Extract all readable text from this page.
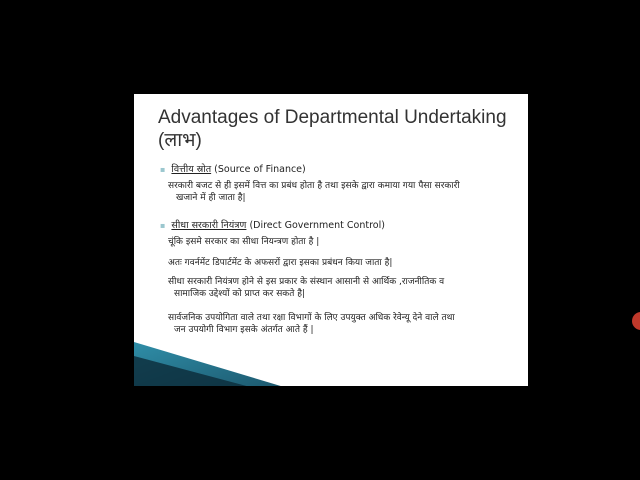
Advantages of Departmental Undertaking (लाभ)
▪ वित्तीय स्रोत (Source of Finance)
सरकारी बजट से ही इसमें वित्त का प्रबंध होता है तथा इसके द्वारा कमाया गया पैसा सरकारी
खजाने में ही जाता है|
▪ सीधा सरकारी नियंत्रण (Direct Government Control)
चूंकि इसमे सरकार का सीधा नियन्त्रण होता है |
अतः गवर्नमेंट डिपार्टमेंट के अफसरों द्वारा इसका प्रबंधन किया जाता है|
सीधा सरकारी नियंत्रण होने से इस प्रकार के संस्थान आसानी से आर्थिक ,राजनीतिक व
सामाजिक उद्देश्यों को प्राप्त कर सकते है|
सार्वजनिक उपयोगिता वाले तथा रक्षा विभागों के लिए उपयुक्त अधिक रेवेन्यू देने वाले तथा
जन उपयोगी विभाग इसके अंतर्गत आते हैं |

+ + +

◆ TASK TO CARRY OUT: Print the listing above in full, exactly as written. Omit any pictures.

◆ ANSWER TO THIS PROBLEM:
Extract all readable text from this page.
Advantages of Departmental Undertaking (लाभ)
▪ वित्तीय स्रोत (Source of Finance)
सरकारी बजट से ही इसमें वित्त का प्रबंध होता है तथा इसके द्वारा कमाया गया पैसा सरकारी
खजाने में ही जाता है|
▪ सीधा सरकारी नियंत्रण (Direct Government Control)
चूंकि इसमे सरकार का सीधा नियन्त्रण होता है |
अतः गवर्नमेंट डिपार्टमेंट के अफसरों द्वारा इसका प्रबंधन किया जाता है|
सीधा सरकारी नियंत्रण होने से इस प्रकार के संस्थान आसानी से आर्थिक ,राजनीतिक व
सामाजिक उद्देश्यों को प्राप्त कर सकते है|
सार्वजनिक उपयोगिता वाले तथा रक्षा विभागों के लिए उपयुक्त अधिक रेवेन्यू देने वाले तथा
जन उपयोगी विभाग इसके अंतर्गत आते हैं |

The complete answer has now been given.